§ **Problem to work on**
Go through the material and pull out every line with the string "more" in it.

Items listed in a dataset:
★ ★ ★

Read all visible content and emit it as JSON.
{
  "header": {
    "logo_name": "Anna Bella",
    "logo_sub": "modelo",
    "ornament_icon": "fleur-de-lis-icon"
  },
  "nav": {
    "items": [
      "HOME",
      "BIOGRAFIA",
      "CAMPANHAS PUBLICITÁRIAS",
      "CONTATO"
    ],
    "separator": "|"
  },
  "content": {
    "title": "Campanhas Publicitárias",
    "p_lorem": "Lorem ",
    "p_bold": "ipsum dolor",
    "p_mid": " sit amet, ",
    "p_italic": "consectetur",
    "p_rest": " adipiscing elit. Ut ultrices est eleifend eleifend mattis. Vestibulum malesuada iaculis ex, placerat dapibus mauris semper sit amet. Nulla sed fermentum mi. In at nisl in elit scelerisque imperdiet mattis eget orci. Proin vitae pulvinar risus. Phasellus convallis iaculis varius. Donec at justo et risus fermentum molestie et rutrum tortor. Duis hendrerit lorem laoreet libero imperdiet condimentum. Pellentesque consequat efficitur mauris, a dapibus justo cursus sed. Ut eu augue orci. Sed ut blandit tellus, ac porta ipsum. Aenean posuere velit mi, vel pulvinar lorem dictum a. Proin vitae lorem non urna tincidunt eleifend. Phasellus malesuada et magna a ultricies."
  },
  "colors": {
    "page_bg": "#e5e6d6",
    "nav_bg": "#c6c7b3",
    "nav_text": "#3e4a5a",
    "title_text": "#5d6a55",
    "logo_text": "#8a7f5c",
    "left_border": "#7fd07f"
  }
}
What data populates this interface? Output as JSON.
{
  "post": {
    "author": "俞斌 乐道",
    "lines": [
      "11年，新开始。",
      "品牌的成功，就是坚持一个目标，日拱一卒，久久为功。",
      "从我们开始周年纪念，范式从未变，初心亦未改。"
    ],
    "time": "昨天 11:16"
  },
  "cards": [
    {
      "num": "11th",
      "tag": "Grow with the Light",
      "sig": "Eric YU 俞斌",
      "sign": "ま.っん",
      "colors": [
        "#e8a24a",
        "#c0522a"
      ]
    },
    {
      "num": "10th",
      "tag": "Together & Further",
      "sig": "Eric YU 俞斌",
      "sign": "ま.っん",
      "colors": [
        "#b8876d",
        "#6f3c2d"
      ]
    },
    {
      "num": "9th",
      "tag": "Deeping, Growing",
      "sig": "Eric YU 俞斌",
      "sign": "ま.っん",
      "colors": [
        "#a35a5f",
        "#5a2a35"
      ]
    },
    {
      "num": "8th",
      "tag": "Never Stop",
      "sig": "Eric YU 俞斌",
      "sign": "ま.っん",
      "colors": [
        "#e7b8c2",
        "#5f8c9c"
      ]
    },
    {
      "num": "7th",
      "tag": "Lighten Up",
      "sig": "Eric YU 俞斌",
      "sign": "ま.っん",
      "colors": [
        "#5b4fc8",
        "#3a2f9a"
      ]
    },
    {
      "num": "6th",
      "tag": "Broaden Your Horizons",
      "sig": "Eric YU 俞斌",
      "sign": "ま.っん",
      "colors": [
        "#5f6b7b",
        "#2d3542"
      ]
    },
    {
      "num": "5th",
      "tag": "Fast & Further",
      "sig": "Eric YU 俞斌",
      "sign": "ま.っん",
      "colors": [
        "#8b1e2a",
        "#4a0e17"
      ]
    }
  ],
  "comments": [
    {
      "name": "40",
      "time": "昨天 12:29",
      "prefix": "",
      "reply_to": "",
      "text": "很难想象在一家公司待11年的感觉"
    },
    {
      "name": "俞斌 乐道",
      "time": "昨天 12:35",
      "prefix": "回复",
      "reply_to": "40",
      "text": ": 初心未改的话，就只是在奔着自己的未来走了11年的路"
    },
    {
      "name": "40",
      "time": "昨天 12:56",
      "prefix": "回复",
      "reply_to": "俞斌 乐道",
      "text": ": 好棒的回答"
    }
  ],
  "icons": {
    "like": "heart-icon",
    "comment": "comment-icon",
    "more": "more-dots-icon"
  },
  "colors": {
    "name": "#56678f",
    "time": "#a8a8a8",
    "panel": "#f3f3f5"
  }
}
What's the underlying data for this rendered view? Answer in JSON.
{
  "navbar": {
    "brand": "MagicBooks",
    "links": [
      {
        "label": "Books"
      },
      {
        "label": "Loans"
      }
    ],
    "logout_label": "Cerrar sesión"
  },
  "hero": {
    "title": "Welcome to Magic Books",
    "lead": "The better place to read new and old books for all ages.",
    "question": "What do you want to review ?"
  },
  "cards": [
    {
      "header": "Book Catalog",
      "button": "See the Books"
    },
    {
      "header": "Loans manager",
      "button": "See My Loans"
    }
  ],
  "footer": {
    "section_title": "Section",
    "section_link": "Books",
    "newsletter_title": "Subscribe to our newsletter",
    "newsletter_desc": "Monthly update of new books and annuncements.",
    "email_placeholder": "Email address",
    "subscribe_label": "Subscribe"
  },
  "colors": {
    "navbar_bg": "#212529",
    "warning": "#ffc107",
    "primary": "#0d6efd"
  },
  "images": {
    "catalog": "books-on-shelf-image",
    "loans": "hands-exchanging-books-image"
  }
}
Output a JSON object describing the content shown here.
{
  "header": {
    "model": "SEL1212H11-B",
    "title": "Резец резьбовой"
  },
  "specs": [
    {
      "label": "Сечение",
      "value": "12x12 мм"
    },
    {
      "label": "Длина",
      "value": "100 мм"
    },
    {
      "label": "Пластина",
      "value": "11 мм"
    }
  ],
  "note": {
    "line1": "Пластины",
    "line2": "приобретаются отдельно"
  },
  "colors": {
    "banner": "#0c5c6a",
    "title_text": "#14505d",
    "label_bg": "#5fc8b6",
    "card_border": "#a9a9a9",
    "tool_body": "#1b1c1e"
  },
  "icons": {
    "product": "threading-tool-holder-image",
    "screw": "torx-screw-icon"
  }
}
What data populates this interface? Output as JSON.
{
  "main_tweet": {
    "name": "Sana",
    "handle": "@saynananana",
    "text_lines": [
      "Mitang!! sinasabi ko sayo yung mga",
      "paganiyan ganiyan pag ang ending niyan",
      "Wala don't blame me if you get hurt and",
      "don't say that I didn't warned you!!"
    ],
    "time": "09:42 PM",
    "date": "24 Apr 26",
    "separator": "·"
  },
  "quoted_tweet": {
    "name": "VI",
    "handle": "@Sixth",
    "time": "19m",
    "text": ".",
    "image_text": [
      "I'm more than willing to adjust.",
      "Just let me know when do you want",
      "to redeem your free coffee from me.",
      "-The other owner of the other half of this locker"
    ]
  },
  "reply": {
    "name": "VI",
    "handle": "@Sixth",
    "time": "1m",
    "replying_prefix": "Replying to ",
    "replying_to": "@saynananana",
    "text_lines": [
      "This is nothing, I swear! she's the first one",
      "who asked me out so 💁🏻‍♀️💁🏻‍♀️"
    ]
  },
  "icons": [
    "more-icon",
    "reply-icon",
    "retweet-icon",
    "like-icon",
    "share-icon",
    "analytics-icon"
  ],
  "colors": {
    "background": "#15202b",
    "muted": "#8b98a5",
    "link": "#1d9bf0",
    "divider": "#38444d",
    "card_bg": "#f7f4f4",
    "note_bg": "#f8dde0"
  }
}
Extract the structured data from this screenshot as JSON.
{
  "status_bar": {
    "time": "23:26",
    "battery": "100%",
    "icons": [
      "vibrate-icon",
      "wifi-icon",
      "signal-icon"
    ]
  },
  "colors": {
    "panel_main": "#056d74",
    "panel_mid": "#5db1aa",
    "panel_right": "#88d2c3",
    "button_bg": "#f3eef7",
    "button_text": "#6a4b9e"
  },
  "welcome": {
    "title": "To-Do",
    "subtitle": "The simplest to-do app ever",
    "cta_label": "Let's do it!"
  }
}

★ ★ ★

§ **Worked solution**
    "more": "more-dots-icon"
      "I'm more than willing to adjust.",
    "more-icon",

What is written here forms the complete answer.